— START OF Data provided —

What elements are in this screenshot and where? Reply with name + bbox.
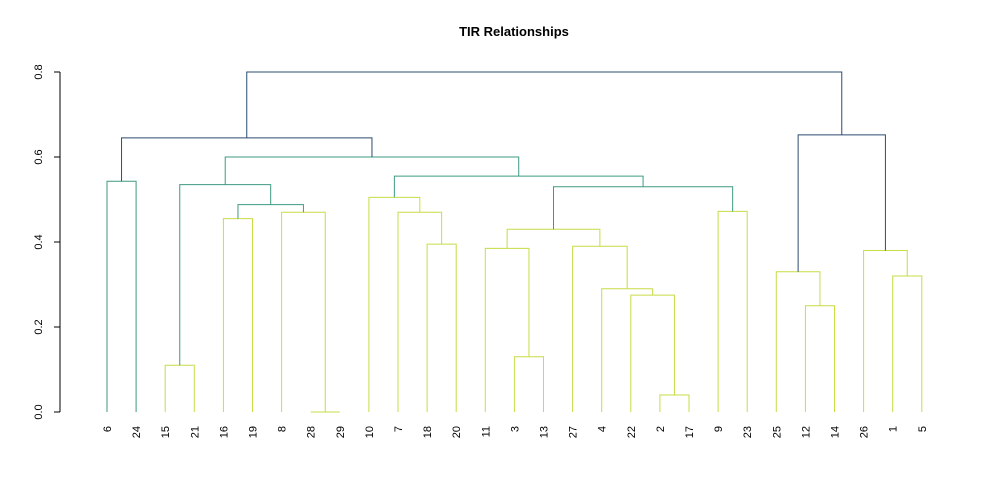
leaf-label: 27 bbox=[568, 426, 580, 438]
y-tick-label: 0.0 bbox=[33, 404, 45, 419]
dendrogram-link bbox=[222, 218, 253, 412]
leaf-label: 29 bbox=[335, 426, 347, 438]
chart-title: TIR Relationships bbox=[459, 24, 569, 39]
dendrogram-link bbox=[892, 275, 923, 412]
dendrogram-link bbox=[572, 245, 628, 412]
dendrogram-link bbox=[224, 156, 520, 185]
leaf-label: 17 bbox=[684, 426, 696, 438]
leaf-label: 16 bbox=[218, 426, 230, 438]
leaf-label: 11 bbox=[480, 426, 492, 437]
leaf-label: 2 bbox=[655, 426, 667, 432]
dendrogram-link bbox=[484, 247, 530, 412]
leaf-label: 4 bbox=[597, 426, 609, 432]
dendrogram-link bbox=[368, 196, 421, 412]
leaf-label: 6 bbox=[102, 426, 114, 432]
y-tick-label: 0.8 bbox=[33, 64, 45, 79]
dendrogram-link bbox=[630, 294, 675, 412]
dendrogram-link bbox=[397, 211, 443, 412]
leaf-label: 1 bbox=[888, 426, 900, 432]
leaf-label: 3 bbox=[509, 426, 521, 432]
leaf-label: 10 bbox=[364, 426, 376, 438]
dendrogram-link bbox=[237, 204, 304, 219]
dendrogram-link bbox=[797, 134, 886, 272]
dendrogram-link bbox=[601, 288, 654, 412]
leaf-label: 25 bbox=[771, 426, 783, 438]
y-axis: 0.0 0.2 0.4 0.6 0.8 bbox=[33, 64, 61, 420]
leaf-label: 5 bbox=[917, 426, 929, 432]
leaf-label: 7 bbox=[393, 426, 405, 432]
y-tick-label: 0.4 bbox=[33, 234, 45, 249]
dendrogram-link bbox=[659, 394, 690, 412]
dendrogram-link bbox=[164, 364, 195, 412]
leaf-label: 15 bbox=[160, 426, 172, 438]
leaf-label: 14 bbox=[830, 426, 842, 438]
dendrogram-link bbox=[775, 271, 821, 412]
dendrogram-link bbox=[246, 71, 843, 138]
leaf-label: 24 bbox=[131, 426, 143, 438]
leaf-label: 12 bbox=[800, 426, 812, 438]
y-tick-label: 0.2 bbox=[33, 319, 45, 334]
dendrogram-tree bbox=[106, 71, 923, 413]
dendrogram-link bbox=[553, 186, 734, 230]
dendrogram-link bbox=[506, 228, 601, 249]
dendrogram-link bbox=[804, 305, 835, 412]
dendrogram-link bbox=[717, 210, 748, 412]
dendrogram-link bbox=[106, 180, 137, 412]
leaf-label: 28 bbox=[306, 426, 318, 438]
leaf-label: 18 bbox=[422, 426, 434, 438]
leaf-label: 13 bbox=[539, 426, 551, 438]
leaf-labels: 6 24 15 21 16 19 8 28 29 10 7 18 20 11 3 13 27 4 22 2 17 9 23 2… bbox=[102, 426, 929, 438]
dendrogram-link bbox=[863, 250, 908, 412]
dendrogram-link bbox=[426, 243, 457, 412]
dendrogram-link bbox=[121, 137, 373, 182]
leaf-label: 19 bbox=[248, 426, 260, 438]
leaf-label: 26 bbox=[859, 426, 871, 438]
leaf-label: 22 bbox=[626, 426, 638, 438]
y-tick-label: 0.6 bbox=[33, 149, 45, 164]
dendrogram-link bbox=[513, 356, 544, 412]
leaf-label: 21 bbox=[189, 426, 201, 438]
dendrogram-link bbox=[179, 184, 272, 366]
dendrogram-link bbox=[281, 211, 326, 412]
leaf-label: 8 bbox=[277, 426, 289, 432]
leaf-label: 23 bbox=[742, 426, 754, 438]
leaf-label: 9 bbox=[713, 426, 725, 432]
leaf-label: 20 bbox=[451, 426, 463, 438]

— END OF Data provided —

Exercise requirements
Update the items above by replacing every "dendrogram-link" with "cluster-link" and leaving everything else as it is. Omit the pictures from your answer.

Solution to the problem
What elements are in this screenshot and where? Reply with name + bbox.
leaf-label: 27 bbox=[568, 426, 580, 438]
y-tick-label: 0.0 bbox=[33, 404, 45, 419]
cluster-link bbox=[222, 218, 253, 412]
leaf-label: 29 bbox=[335, 426, 347, 438]
chart-title: TIR Relationships bbox=[459, 24, 569, 39]
cluster-link bbox=[892, 275, 923, 412]
cluster-link bbox=[572, 245, 628, 412]
cluster-link bbox=[224, 156, 520, 185]
leaf-label: 17 bbox=[684, 426, 696, 438]
leaf-label: 16 bbox=[218, 426, 230, 438]
leaf-label: 11 bbox=[480, 426, 492, 437]
leaf-label: 2 bbox=[655, 426, 667, 432]
cluster-link bbox=[484, 247, 530, 412]
leaf-label: 4 bbox=[597, 426, 609, 432]
cluster-link bbox=[368, 196, 421, 412]
leaf-label: 6 bbox=[102, 426, 114, 432]
y-tick-label: 0.8 bbox=[33, 64, 45, 79]
cluster-link bbox=[630, 294, 675, 412]
cluster-link bbox=[397, 211, 443, 412]
leaf-label: 1 bbox=[888, 426, 900, 432]
leaf-label: 3 bbox=[509, 426, 521, 432]
leaf-label: 10 bbox=[364, 426, 376, 438]
cluster-link bbox=[237, 204, 304, 219]
cluster-link bbox=[797, 134, 886, 272]
cluster-link bbox=[601, 288, 654, 412]
leaf-label: 25 bbox=[771, 426, 783, 438]
y-axis: 0.0 0.2 0.4 0.6 0.8 bbox=[33, 64, 61, 420]
leaf-label: 5 bbox=[917, 426, 929, 432]
leaf-label: 7 bbox=[393, 426, 405, 432]
y-tick-label: 0.4 bbox=[33, 234, 45, 249]
cluster-link bbox=[659, 394, 690, 412]
cluster-link bbox=[164, 364, 195, 412]
leaf-label: 15 bbox=[160, 426, 172, 438]
leaf-label: 14 bbox=[830, 426, 842, 438]
cluster-link bbox=[775, 271, 821, 412]
cluster-link bbox=[246, 71, 843, 138]
leaf-label: 24 bbox=[131, 426, 143, 438]
leaf-label: 12 bbox=[800, 426, 812, 438]
y-tick-label: 0.2 bbox=[33, 319, 45, 334]
dendrogram-tree bbox=[106, 71, 923, 413]
cluster-link bbox=[553, 186, 734, 230]
cluster-link bbox=[506, 228, 601, 249]
cluster-link bbox=[804, 305, 835, 412]
cluster-link bbox=[717, 210, 748, 412]
cluster-link bbox=[106, 180, 137, 412]
leaf-label: 28 bbox=[306, 426, 318, 438]
leaf-label: 18 bbox=[422, 426, 434, 438]
leaf-label: 13 bbox=[539, 426, 551, 438]
leaf-labels: 6 24 15 21 16 19 8 28 29 10 7 18 20 11 3 13 27 4 22 2 17 9 23 2… bbox=[102, 426, 929, 438]
cluster-link bbox=[863, 250, 908, 412]
cluster-link bbox=[426, 243, 457, 412]
cluster-link bbox=[121, 137, 373, 182]
leaf-label: 19 bbox=[248, 426, 260, 438]
leaf-label: 26 bbox=[859, 426, 871, 438]
leaf-label: 22 bbox=[626, 426, 638, 438]
y-tick-label: 0.6 bbox=[33, 149, 45, 164]
cluster-link bbox=[513, 356, 544, 412]
leaf-label: 21 bbox=[189, 426, 201, 438]
cluster-link bbox=[179, 184, 272, 366]
cluster-link bbox=[281, 211, 326, 412]
leaf-label: 8 bbox=[277, 426, 289, 432]
leaf-label: 23 bbox=[742, 426, 754, 438]
leaf-label: 9 bbox=[713, 426, 725, 432]
leaf-label: 20 bbox=[451, 426, 463, 438]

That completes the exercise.